TEXT SECTION:
______
MERTools/MERBench at master · zeroQiaoba/MERTools

Name	Name	Last commit message	Last commit date
parent directory ..
dataset	dataset	update	Apr 25, 2025
feature_extraction	feature_extraction	update	Apr 25, 2025
toolkit	toolkit	update	Apr 25, 2025
README.md	README.md	update	Apr 25, 2025
config.py	config.py	update	Apr 25, 2025
environment.yml	environment.yml	update	Apr 25, 2025
main-release.py	main-release.py	update	Apr 25, 2025
run.sh	run.sh	update	Apr 25, 2025

MERBench: A Unified Evaluation Benchmark for Multimodal Emotion Recognition

If our project helps you, please give us a star ⭐ on GitHub to support us. 🙏🙏

🛠️ Requirements and Installation

My Dependencies (We have not tested other envs):

CUDA Version == 10.2
Python == 3.8
pytorch ==1 .8.0
torchvision == 0.9.0
fairseq == 0.10.1
transformers==4.5.1
pandas == 1.2.5
wenetruntime
paddlespeech == 1.4.1

[Environment Preparation]

conda env create -f environment.yml

🗝️ Build ./tools folder

## for face extractor (OpenFace-win)
https://drive.google.com/file/d/1-O8epcTDYCrRUU_mtXgjrS3OWA4HTp0-/view?usp=share_link  -> tools/openface_win_x64
## for visual feature extraction
https://drive.google.com/file/d/1DZVtpHWXuCmkEtwYJrTRZZBUGaKuA6N7/view?usp=share_link ->  tools/ferplus
https://drive.google.com/file/d/1wT2h5sz22SaEL4YTBwTIB3WoL4HUvg5B/view?usp=share_link ->  tools/manet
https://drive.google.com/file/d/1-U5rC8TGSPAW_ILGqoyI2uPSi2R0BNhz/view?usp=share_link ->  tools/msceleb

## for audio extraction
https://www.johnvansickle.com/ffmpeg/old-releases ->  tools/ffmpeg-4.4.1-i686-static
## for acoustic acoustic features
https://drive.google.com/file/d/1I2M5ErdPGMKrbtlSkSBQV17pQ3YD1CUC/view?usp=share_link ->  tools/opensmile-2.3.0
https://drive.google.com/file/d/1Q5BpDrZo9j_GDvCQSN006BHEuaGmGBWO/view?usp=share_link ->  tools/vggish

## huggingface for multimodal feature extracion
## We take chinese-hubert-base for example, all pre-trained models are downloaded to tools/transformers. The links for different feature extractos involved in MERBench, please refer to Table18 in our paper.
______
SUPPLIED RECORDS:
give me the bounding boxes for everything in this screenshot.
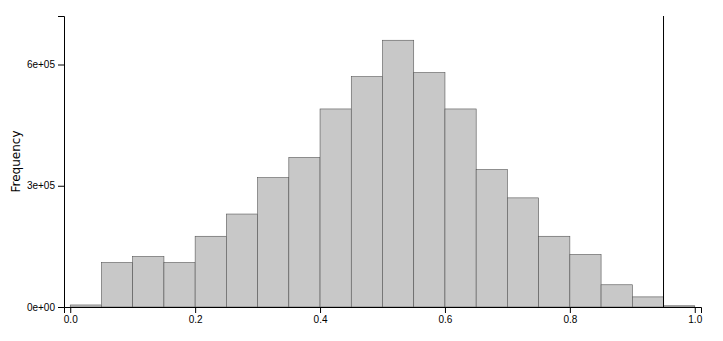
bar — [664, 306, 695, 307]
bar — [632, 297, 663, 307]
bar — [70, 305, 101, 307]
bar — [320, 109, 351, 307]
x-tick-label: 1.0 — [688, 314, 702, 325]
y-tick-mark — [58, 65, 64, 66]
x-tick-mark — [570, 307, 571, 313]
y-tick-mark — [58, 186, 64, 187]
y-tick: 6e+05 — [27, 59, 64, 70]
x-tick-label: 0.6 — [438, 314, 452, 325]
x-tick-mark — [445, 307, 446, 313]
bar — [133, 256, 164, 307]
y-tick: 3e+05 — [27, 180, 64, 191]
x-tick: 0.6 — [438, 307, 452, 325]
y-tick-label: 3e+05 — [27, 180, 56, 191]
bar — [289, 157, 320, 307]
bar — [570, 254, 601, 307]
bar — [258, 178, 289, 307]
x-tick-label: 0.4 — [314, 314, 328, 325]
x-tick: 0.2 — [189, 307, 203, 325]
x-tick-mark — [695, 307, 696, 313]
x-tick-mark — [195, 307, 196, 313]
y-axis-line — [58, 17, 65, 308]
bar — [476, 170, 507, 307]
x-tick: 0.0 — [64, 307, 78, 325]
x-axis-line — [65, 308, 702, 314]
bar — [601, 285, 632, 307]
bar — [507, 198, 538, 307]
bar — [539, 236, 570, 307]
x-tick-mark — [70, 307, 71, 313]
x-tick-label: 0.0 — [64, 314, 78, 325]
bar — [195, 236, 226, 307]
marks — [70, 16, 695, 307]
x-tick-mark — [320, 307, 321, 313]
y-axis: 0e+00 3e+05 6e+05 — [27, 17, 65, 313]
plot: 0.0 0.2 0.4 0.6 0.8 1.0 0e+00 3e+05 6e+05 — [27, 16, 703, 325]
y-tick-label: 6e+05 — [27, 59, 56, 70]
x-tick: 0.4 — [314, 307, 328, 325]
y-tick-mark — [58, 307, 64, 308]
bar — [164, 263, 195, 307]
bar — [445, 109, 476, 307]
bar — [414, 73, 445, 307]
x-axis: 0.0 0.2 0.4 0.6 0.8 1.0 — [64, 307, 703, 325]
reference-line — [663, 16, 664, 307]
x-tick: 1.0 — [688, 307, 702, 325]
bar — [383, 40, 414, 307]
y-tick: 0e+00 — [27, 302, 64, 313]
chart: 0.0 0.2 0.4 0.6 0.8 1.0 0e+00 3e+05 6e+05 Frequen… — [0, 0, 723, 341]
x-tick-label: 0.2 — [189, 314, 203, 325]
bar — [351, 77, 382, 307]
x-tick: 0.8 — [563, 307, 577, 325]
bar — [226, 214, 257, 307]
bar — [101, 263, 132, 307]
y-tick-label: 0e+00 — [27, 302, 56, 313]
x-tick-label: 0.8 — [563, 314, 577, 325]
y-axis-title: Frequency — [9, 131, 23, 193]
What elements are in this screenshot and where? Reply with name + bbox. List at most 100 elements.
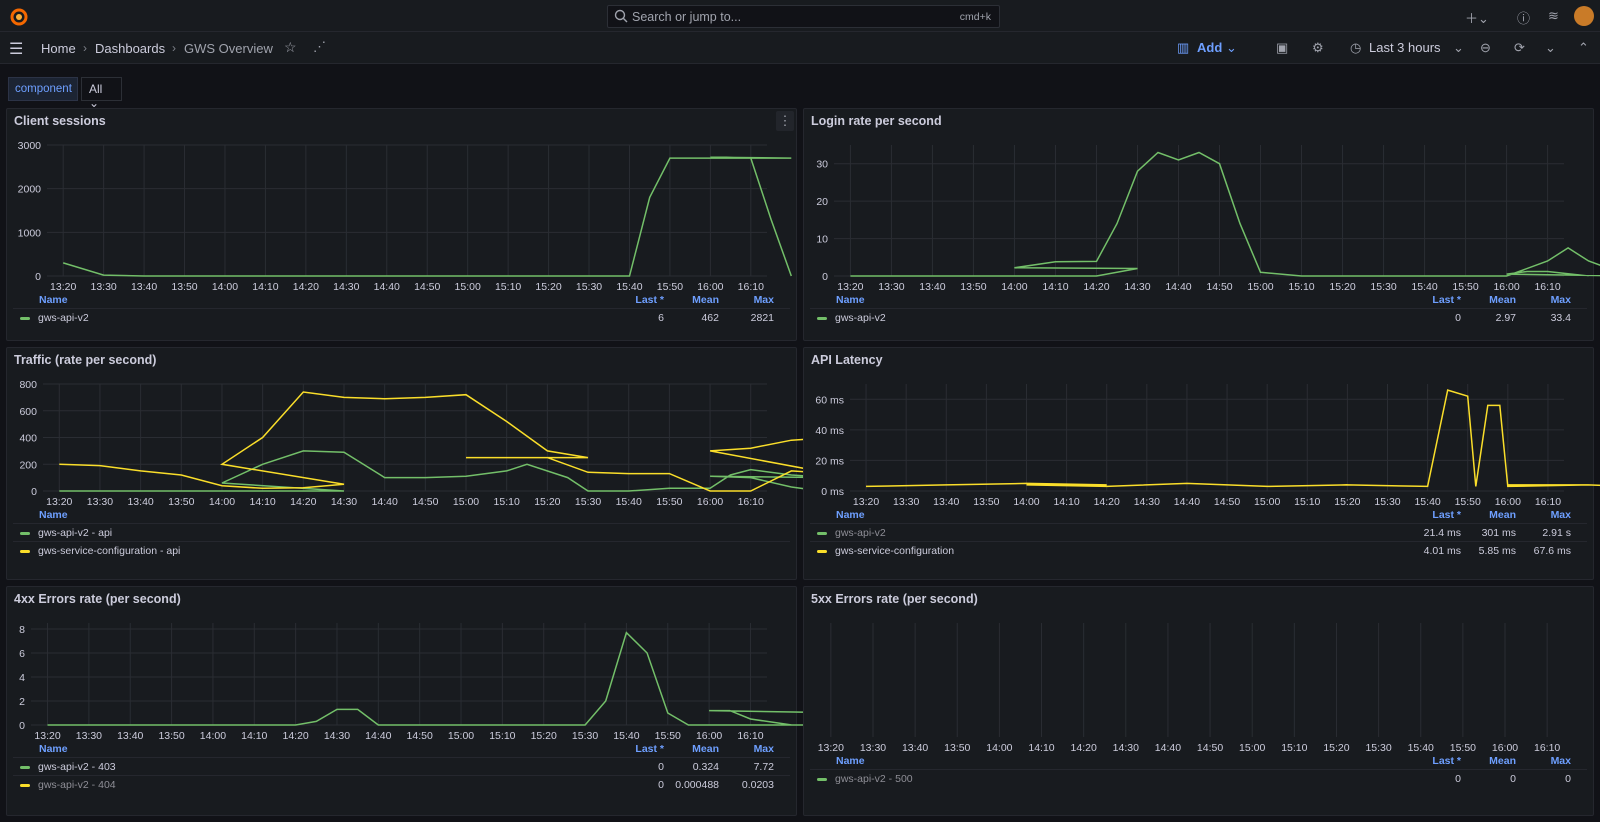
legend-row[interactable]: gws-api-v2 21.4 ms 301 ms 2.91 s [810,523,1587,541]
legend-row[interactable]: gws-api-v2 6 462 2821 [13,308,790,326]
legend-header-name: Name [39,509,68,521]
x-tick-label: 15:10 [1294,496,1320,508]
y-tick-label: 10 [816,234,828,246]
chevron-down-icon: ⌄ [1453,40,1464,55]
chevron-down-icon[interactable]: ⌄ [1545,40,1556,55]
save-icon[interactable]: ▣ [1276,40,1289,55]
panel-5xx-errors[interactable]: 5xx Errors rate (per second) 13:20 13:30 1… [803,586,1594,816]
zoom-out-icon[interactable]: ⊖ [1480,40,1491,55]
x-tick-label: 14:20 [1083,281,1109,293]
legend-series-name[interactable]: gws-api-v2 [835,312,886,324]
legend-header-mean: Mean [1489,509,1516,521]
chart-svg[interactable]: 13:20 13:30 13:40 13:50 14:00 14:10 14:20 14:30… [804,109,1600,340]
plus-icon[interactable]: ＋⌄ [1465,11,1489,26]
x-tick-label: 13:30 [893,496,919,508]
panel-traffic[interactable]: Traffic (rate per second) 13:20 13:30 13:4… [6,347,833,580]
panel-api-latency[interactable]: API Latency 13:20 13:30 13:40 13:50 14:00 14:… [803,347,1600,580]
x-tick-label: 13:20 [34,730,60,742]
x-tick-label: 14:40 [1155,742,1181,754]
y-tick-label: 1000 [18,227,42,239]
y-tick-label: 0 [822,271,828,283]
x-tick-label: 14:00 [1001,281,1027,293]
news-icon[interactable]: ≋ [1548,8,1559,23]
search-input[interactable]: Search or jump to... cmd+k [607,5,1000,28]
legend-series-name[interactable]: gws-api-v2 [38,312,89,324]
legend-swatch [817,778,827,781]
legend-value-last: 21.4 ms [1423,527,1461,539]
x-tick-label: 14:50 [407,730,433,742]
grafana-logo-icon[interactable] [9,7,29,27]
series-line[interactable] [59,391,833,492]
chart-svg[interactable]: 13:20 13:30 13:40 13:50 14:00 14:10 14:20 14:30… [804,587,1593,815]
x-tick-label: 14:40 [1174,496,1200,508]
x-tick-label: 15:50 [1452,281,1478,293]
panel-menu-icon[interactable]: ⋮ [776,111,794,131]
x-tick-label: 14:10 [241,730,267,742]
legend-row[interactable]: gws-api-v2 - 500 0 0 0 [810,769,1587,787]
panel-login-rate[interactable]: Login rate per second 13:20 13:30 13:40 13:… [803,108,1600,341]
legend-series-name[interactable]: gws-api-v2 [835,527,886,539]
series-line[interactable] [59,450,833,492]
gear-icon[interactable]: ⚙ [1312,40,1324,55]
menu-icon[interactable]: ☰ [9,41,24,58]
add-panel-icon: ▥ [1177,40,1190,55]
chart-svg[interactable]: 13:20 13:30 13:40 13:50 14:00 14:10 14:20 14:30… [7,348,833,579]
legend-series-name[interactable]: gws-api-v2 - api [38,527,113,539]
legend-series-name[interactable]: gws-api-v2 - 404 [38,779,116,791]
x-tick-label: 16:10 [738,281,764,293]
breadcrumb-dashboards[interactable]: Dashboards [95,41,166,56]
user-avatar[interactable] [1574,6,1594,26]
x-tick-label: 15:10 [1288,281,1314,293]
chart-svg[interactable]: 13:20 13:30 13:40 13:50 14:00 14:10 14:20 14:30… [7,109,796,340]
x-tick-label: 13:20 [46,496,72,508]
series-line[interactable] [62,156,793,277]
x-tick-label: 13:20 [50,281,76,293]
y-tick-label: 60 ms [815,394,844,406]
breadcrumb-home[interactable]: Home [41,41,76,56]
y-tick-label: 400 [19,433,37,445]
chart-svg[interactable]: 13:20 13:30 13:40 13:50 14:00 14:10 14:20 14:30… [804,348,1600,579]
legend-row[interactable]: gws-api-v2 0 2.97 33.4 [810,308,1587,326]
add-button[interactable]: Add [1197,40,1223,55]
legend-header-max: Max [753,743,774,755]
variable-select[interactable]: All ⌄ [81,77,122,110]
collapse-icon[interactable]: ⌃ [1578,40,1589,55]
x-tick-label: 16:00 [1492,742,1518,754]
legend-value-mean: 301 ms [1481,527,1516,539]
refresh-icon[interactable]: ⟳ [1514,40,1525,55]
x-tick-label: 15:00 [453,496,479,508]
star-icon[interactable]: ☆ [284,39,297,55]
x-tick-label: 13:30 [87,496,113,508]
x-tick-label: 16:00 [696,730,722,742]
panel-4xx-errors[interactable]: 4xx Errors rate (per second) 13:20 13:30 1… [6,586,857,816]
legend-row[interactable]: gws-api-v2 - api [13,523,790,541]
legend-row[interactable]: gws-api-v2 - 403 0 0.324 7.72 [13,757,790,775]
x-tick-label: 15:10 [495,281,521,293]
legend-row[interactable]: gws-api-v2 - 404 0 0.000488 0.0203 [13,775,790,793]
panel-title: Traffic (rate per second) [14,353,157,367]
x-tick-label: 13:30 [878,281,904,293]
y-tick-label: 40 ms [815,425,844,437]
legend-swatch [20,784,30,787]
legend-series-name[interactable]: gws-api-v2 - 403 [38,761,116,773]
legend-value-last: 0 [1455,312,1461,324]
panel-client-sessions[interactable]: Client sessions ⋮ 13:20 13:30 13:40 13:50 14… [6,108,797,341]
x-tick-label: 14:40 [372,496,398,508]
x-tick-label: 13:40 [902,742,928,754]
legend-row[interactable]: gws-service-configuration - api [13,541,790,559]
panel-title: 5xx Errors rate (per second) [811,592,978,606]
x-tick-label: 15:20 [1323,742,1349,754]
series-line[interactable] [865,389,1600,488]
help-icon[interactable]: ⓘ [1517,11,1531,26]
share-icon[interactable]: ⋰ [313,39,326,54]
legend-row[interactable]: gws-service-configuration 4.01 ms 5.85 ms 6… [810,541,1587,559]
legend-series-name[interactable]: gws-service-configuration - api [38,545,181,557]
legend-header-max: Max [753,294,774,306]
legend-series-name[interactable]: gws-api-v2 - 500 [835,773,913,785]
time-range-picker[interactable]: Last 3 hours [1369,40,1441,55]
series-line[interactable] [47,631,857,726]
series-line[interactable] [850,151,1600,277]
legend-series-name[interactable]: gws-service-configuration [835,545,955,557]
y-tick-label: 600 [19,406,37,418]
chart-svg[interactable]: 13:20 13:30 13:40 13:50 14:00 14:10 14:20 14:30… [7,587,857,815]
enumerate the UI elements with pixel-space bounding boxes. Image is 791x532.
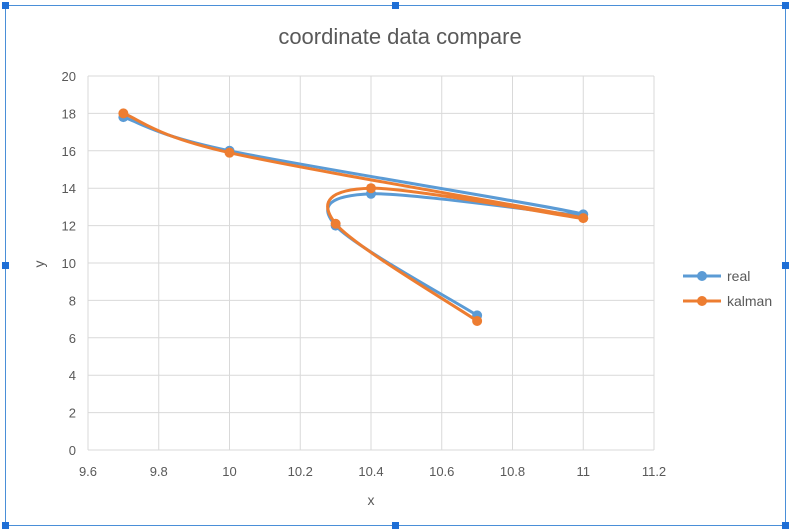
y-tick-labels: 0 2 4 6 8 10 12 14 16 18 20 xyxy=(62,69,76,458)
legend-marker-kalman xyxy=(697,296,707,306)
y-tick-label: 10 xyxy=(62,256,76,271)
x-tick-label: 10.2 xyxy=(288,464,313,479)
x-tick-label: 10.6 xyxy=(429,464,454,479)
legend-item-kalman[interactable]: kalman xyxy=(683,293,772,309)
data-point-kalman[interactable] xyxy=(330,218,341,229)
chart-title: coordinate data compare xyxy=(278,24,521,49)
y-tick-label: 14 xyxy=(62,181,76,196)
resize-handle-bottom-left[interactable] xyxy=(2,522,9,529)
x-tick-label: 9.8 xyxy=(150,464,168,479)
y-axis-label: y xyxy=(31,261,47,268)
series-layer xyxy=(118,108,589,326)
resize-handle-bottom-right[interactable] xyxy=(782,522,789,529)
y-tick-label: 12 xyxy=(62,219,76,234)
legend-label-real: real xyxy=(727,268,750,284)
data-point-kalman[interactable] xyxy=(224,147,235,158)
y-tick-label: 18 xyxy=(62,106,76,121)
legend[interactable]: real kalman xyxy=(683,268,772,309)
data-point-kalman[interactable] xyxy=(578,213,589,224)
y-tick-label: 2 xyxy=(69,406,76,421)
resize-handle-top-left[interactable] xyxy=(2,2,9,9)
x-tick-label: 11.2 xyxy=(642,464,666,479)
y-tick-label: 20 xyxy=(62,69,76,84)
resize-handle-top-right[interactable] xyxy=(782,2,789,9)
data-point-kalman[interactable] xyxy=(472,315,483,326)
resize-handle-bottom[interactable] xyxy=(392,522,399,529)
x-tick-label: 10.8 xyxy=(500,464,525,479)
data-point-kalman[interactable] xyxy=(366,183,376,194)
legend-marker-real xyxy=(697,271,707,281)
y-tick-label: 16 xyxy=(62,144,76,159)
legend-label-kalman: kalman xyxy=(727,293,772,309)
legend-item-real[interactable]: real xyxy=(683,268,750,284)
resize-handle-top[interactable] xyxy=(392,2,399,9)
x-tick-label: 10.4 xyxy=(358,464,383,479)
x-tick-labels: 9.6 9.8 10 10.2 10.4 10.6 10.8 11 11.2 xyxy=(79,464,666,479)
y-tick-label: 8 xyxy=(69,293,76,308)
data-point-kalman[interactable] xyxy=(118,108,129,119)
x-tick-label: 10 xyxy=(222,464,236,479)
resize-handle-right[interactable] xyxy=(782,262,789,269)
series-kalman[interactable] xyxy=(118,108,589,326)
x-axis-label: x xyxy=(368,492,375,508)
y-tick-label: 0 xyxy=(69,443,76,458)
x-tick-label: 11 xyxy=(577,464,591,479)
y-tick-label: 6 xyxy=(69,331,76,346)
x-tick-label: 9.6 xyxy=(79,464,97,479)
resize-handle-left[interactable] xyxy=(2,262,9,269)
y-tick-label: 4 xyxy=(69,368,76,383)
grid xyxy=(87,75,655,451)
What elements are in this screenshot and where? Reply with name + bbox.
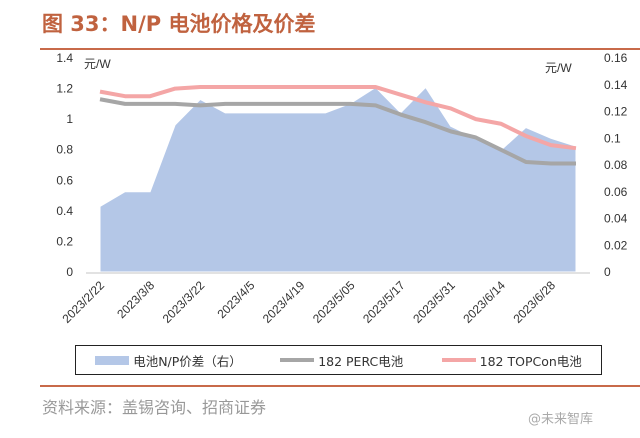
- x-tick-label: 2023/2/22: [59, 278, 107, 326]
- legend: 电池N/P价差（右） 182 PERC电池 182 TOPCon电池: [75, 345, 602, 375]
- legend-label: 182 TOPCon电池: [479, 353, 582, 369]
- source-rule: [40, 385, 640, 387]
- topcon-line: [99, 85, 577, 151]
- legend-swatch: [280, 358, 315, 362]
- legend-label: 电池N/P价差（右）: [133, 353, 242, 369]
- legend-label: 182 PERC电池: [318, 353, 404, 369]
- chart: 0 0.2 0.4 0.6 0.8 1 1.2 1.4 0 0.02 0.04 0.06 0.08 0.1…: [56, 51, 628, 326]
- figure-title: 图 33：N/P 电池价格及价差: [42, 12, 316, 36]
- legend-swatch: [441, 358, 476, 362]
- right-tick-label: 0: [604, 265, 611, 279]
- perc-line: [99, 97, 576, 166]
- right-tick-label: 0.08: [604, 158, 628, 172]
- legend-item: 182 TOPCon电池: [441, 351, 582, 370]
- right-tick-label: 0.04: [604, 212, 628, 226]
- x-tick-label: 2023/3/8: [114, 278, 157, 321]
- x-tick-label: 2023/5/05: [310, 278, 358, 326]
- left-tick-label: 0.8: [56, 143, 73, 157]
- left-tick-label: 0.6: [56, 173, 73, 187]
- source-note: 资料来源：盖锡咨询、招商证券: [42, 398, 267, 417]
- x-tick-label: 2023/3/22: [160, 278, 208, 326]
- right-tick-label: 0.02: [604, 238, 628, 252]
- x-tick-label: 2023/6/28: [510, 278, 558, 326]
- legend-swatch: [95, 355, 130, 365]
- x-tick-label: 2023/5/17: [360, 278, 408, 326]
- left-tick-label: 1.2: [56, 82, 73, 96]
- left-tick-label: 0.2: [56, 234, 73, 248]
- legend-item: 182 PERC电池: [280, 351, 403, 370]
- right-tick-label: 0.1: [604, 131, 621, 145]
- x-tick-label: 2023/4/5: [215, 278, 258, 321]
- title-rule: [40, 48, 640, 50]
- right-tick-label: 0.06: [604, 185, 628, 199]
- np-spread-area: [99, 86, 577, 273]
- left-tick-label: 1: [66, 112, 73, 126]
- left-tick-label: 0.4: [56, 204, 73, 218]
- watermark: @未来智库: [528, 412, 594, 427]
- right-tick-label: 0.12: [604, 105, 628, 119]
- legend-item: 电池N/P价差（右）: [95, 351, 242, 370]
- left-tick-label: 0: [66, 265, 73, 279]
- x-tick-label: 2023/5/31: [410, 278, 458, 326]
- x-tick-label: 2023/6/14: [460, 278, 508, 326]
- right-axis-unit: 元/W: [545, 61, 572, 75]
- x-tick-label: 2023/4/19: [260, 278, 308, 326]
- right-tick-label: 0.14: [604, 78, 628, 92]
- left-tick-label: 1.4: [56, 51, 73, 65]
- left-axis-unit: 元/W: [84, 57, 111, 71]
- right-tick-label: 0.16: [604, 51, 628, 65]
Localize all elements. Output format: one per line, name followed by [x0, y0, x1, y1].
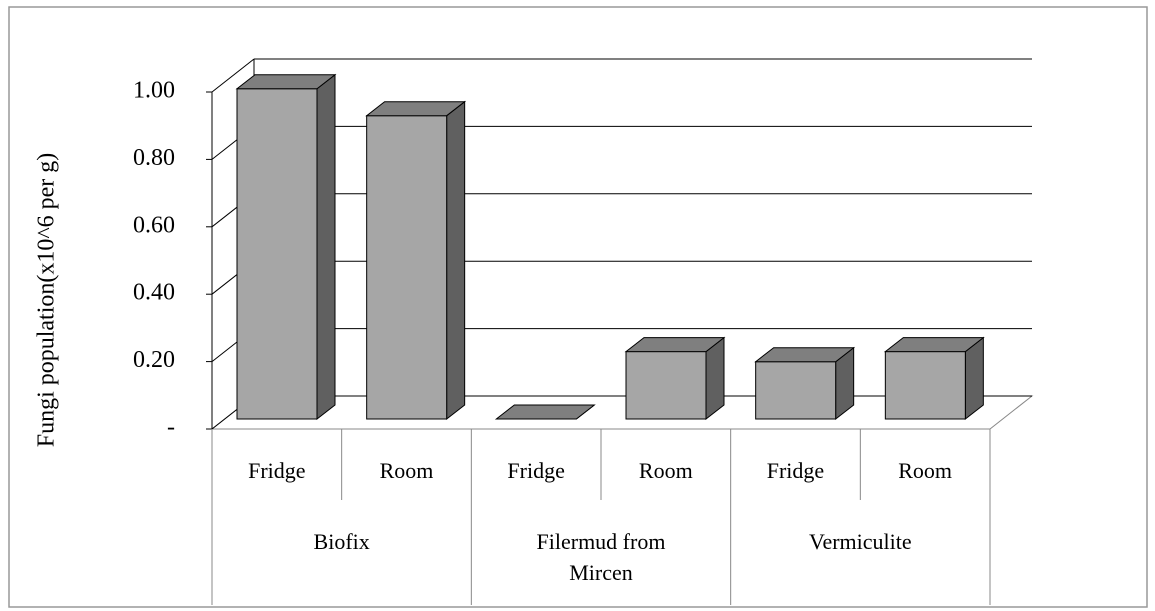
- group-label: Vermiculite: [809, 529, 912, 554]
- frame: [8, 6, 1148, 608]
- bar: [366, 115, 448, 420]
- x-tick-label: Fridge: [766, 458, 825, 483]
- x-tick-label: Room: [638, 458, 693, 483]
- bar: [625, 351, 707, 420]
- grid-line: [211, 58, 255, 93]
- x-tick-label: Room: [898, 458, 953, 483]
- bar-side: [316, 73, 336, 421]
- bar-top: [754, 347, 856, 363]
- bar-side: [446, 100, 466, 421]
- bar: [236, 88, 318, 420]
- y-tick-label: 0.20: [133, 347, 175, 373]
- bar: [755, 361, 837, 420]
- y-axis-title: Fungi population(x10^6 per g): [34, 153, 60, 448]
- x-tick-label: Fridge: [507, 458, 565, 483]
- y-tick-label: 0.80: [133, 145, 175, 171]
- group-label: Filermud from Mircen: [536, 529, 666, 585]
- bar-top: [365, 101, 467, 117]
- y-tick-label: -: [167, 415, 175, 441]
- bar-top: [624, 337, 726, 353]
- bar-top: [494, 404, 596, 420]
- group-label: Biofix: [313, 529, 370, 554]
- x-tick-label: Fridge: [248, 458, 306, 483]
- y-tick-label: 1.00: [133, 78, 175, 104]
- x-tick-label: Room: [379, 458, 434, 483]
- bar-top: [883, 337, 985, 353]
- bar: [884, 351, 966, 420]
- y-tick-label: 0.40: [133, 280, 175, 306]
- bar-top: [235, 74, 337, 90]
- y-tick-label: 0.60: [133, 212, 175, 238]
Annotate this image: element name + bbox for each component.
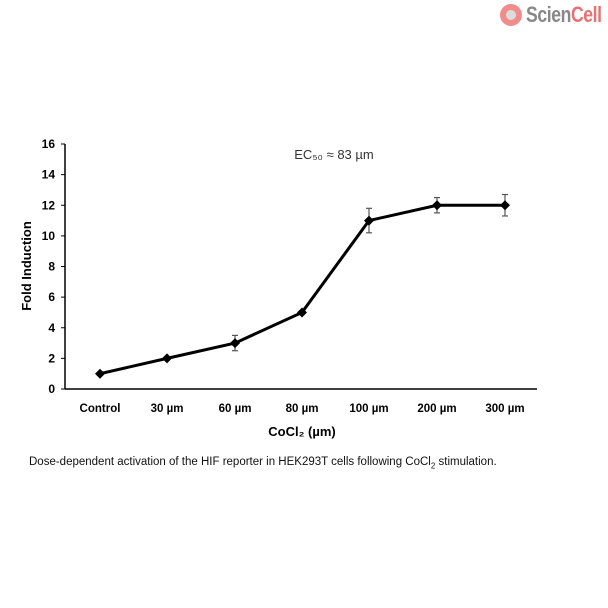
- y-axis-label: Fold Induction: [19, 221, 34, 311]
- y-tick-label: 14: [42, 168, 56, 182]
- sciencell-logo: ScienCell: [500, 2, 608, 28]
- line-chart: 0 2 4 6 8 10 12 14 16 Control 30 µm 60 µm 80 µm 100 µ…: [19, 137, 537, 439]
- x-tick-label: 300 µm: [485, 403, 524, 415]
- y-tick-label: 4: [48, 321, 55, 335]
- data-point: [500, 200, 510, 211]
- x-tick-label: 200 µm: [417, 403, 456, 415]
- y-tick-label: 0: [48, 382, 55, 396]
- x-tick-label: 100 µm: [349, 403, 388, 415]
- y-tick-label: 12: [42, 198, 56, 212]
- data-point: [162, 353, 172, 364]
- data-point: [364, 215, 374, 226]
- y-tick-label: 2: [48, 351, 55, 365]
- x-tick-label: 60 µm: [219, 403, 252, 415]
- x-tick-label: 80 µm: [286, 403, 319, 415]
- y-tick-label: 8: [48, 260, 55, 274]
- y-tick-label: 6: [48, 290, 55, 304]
______
GIVEN TASK: Pick up the MERBench README after its final line and keep writing it.

ANSWER TO THIS TASK:
https://huggingface.co/TencentGameMate/chinese-hubert-base    -> tools/transformers/chinese-hubert-base

👍 Dataset Preprocessing

(1) You should download the raw datasets.

(2) We provide the code for dataset preprocessing.

# please refer to toolkit/proprocess for more details
see toolkit/proprocess/mer2023.py 
see toolkit/proprocess/sims.py
see toolkit/proprocess/simsv2.py
see toolkit/proprocess/cmumosi.py
see toolkit/proprocess/cmumosei.py
see toolkit/proprocess/meld.py
see toolkit/proprocess/iemocap.py

(3) Feature extractions

Please refer to run.sh for more details.

You can choose feature_level in ['UTTERANCE', 'FRAME'] to extract utterance-level or frame-level features.

You can choose '--dataset' in ['MER2023', 'IEMOCAPSix', 'CMUMOSI', 'CMUMOSEI', 'SIMS', 'MELD', 'SIMSv2'] to extract features for different datasets.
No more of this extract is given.